▸ **Task directions**
In all the records below, switch each "underlined-text" to "underlined-span", and write the lines out again with nothing else altered.
── Dataset extract ──
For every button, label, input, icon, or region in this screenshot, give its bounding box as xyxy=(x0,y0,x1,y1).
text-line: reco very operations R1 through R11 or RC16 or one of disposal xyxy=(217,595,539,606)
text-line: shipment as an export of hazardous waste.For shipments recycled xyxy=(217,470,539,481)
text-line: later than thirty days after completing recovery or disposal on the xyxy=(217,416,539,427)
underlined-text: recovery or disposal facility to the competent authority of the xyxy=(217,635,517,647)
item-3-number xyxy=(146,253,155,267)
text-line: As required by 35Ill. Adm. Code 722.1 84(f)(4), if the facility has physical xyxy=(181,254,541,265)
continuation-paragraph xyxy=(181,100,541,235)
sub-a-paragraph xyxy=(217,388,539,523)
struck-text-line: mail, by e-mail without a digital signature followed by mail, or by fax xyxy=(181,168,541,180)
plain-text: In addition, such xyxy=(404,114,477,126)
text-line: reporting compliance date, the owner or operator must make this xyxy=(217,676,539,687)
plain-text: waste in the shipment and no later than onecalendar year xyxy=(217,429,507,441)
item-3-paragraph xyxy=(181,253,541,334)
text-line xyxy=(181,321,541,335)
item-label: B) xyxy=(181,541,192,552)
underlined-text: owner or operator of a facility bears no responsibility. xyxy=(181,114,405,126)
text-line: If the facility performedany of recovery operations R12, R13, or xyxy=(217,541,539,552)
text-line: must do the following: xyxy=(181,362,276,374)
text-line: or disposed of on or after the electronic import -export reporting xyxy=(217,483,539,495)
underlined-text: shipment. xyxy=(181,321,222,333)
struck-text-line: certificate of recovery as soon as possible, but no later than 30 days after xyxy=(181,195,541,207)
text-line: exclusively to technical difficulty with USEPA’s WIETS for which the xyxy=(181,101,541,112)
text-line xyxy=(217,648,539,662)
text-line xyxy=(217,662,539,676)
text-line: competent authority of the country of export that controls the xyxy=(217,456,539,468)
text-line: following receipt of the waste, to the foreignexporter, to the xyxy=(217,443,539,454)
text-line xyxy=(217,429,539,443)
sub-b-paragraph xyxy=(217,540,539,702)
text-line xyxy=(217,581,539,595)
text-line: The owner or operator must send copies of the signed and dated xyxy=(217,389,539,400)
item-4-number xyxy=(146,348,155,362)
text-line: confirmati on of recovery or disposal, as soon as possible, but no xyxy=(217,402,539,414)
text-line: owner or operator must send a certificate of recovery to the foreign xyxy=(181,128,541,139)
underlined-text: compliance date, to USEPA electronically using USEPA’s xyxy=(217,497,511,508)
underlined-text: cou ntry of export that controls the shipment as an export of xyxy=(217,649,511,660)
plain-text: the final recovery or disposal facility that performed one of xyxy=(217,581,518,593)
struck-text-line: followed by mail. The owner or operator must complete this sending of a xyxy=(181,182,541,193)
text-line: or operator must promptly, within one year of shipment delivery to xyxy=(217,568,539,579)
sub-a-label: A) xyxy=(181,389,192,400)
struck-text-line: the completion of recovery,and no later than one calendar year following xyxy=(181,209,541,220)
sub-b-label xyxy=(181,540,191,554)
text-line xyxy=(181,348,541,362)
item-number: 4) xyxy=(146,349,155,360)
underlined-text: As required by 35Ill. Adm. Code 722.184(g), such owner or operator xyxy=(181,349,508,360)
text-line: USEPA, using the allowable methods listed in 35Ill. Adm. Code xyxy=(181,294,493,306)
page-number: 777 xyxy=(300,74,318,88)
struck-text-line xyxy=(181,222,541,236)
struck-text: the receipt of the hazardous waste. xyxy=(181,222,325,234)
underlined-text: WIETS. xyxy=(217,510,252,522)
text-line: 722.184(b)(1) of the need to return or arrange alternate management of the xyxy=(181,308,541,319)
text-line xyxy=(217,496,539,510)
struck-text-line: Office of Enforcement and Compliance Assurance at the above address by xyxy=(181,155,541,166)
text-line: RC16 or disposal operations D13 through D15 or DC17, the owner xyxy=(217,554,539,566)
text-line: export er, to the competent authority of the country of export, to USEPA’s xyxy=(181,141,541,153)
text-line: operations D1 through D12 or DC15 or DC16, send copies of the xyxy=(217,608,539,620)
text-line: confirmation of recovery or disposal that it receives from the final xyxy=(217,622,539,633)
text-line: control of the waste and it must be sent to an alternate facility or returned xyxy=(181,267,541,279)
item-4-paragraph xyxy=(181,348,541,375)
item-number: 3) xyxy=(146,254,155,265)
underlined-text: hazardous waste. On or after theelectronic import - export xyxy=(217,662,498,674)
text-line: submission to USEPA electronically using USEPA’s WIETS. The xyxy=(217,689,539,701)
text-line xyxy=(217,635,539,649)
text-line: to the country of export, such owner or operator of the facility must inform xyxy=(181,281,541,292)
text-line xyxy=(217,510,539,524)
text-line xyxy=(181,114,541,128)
───
▸ **Output of the exercise**
For every button, label, input, icon, or region in this screenshot, give its bounding box as xyxy=(x0,y0,x1,y1).
text-line: reco very operations R1 through R11 or RC16 or one of disposal xyxy=(217,595,539,606)
text-line: shipment as an export of hazardous waste.For shipments recycled xyxy=(217,470,539,481)
text-line: later than thirty days after completing recovery or disposal on the xyxy=(217,416,539,427)
underlined-span: recovery or disposal facility to the competent authority of the xyxy=(217,635,517,647)
item-3-number xyxy=(146,253,155,267)
text-line: As required by 35Ill. Adm. Code 722.1 84(f)(4), if the facility has physical xyxy=(181,254,541,265)
continuation-paragraph xyxy=(181,100,541,235)
sub-a-paragraph xyxy=(217,388,539,523)
struck-text-line: mail, by e-mail without a digital signature followed by mail, or by fax xyxy=(181,168,541,180)
plain-text: In addition, such xyxy=(404,114,477,126)
text-line: reporting compliance date, the owner or operator must make this xyxy=(217,676,539,687)
plain-text: waste in the shipment and no later than onecalendar year xyxy=(217,429,507,441)
item-3-paragraph xyxy=(181,253,541,334)
text-line xyxy=(181,321,541,335)
item-label: B) xyxy=(181,541,192,552)
underlined-span: owner or operator of a facility bears no responsibility. xyxy=(181,114,405,126)
text-line: If the facility performedany of recovery operations R12, R13, or xyxy=(217,541,539,552)
text-line: must do the following: xyxy=(181,362,276,374)
text-line: or disposed of on or after the electronic import -export reporting xyxy=(217,483,539,495)
underlined-span: shipment. xyxy=(181,321,222,333)
struck-text-line: certificate of recovery as soon as possible, but no later than 30 days after xyxy=(181,195,541,207)
text-line: exclusively to technical difficulty with USEPA’s WIETS for which the xyxy=(181,101,541,112)
text-line xyxy=(217,648,539,662)
text-line xyxy=(217,662,539,676)
text-line: competent authority of the country of export that controls the xyxy=(217,456,539,468)
text-line: following receipt of the waste, to the foreignexporter, to the xyxy=(217,443,539,454)
text-line xyxy=(217,429,539,443)
sub-b-paragraph xyxy=(217,540,539,702)
text-line xyxy=(217,581,539,595)
text-line: The owner or operator must send copies of the signed and dated xyxy=(217,389,539,400)
item-4-number xyxy=(146,348,155,362)
text-line: confirmati on of recovery or disposal, as soon as possible, but no xyxy=(217,402,539,414)
text-line: owner or operator must send a certificate of recovery to the foreign xyxy=(181,128,541,139)
underlined-span: compliance date, to USEPA electronically using USEPA’s xyxy=(217,497,511,508)
underlined-span: cou ntry of export that controls the shipment as an export of xyxy=(217,649,511,660)
plain-text: the final recovery or disposal facility that performed one of xyxy=(217,581,518,593)
struck-text-line: followed by mail. The owner or operator must complete this sending of a xyxy=(181,182,541,193)
text-line: or operator must promptly, within one year of shipment delivery to xyxy=(217,568,539,579)
sub-a-label: A) xyxy=(181,389,192,400)
struck-text-line: the completion of recovery,and no later than one calendar year following xyxy=(181,209,541,220)
sub-b-label xyxy=(181,540,191,554)
text-line xyxy=(181,348,541,362)
item-number: 4) xyxy=(146,349,155,360)
underlined-span: As required by 35Ill. Adm. Code 722.184(g), such owner or operator xyxy=(181,349,508,360)
text-line: USEPA, using the allowable methods listed in 35Ill. Adm. Code xyxy=(181,294,493,306)
page-number: 777 xyxy=(300,74,318,88)
struck-text-line xyxy=(181,222,541,236)
struck-text: the receipt of the hazardous waste. xyxy=(181,222,325,234)
underlined-span: WIETS. xyxy=(217,510,252,522)
text-line: 722.184(b)(1) of the need to return or arrange alternate management of the xyxy=(181,308,541,319)
text-line xyxy=(217,496,539,510)
struck-text-line: Office of Enforcement and Compliance Assurance at the above address by xyxy=(181,155,541,166)
text-line: RC16 or disposal operations D13 through D15 or DC17, the owner xyxy=(217,554,539,566)
text-line: export er, to the competent authority of the country of export, to USEPA’s xyxy=(181,141,541,153)
text-line: operations D1 through D12 or DC15 or DC16, send copies of the xyxy=(217,608,539,620)
text-line: confirmation of recovery or disposal that it receives from the final xyxy=(217,622,539,633)
text-line: control of the waste and it must be sent to an alternate facility or returned xyxy=(181,267,541,279)
item-4-paragraph xyxy=(181,348,541,375)
item-number: 3) xyxy=(146,254,155,265)
underlined-span: hazardous waste. On or after theelectronic import - export xyxy=(217,662,498,674)
text-line: submission to USEPA electronically using USEPA’s WIETS. The xyxy=(217,689,539,701)
text-line xyxy=(217,635,539,649)
text-line: to the country of export, such owner or operator of the facility must inform xyxy=(181,281,541,292)
text-line xyxy=(217,510,539,524)
text-line xyxy=(181,114,541,128)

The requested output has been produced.